● What is asked: Reproduce the complete listing without any deviation.

● Source data:
══════════════════════════════

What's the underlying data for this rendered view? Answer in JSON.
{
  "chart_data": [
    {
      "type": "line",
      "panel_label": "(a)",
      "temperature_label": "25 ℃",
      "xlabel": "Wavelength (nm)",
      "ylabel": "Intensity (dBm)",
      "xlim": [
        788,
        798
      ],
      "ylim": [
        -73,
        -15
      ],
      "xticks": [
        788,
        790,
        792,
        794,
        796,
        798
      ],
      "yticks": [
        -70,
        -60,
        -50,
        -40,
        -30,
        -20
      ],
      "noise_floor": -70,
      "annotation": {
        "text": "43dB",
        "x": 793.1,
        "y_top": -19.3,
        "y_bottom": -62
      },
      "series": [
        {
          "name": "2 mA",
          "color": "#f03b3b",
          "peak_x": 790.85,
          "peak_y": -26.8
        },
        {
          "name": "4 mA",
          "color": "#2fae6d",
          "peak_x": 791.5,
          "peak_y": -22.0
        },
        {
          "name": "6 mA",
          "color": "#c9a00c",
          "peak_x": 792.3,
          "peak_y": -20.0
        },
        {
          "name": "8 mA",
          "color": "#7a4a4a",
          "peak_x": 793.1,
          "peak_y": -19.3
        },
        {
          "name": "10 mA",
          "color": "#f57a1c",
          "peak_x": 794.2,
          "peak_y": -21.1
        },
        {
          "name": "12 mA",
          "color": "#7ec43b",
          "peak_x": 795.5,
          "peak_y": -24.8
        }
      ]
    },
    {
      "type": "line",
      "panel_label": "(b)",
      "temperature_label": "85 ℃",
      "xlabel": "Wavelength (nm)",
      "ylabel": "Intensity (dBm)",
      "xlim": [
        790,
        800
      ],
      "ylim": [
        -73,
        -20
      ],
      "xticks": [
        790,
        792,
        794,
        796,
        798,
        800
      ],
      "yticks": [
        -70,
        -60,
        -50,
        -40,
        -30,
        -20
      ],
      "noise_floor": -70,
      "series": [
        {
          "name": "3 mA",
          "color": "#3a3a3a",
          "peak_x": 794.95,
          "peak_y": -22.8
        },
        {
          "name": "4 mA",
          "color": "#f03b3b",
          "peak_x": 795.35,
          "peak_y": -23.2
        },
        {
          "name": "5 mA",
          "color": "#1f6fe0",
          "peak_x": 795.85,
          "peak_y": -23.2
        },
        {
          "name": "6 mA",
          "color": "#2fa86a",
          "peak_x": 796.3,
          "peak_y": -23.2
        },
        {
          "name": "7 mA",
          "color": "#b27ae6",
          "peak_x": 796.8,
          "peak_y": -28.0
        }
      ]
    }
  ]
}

══════════════════════════════

● Full answer:
What's the underlying data for this rendered view? Answer in JSON.
{
  "chart_data": [
    {
      "type": "line",
      "panel_label": "(a)",
      "temperature_label": "25 ℃",
      "xlabel": "Wavelength (nm)",
      "ylabel": "Intensity (dBm)",
      "xlim": [
        788,
        798
      ],
      "ylim": [
        -73,
        -15
      ],
      "xticks": [
        788,
        790,
        792,
        794,
        796,
        798
      ],
      "yticks": [
        -70,
        -60,
        -50,
        -40,
        -30,
        -20
      ],
      "noise_floor": -70,
      "annotation": {
        "text": "43dB",
        "x": 793.1,
        "y_top": -19.3,
        "y_bottom": -62
      },
      "series": [
        {
          "name": "2 mA",
          "color": "#f03b3b",
          "peak_x": 790.85,
          "peak_y": -26.8
        },
        {
          "name": "4 mA",
          "color": "#2fae6d",
          "peak_x": 791.5,
          "peak_y": -22.0
        },
        {
          "name": "6 mA",
          "color": "#c9a00c",
          "peak_x": 792.3,
          "peak_y": -20.0
        },
        {
          "name": "8 mA",
          "color": "#7a4a4a",
          "peak_x": 793.1,
          "peak_y": -19.3
        },
        {
          "name": "10 mA",
          "color": "#f57a1c",
          "peak_x": 794.2,
          "peak_y": -21.1
        },
        {
          "name": "12 mA",
          "color": "#7ec43b",
          "peak_x": 795.5,
          "peak_y": -24.8
        }
      ]
    },
    {
      "type": "line",
      "panel_label": "(b)",
      "temperature_label": "85 ℃",
      "xlabel": "Wavelength (nm)",
      "ylabel": "Intensity (dBm)",
      "xlim": [
        790,
        800
      ],
      "ylim": [
        -73,
        -20
      ],
      "xticks": [
        790,
        792,
        794,
        796,
        798,
        800
      ],
      "yticks": [
        -70,
        -60,
        -50,
        -40,
        -30,
        -20
      ],
      "noise_floor": -70,
      "series": [
        {
          "name": "3 mA",
          "color": "#3a3a3a",
          "peak_x": 794.95,
          "peak_y": -22.8
        },
        {
          "name": "4 mA",
          "color": "#f03b3b",
          "peak_x": 795.35,
          "peak_y": -23.2
        },
        {
          "name": "5 mA",
          "color": "#1f6fe0",
          "peak_x": 795.85,
          "peak_y": -23.2
        },
        {
          "name": "6 mA",
          "color": "#2fa86a",
          "peak_x": 796.3,
          "peak_y": -23.2
        },
        {
          "name": "7 mA",
          "color": "#b27ae6",
          "peak_x": 796.8,
          "peak_y": -28.0
        }
      ]
    }
  ]
}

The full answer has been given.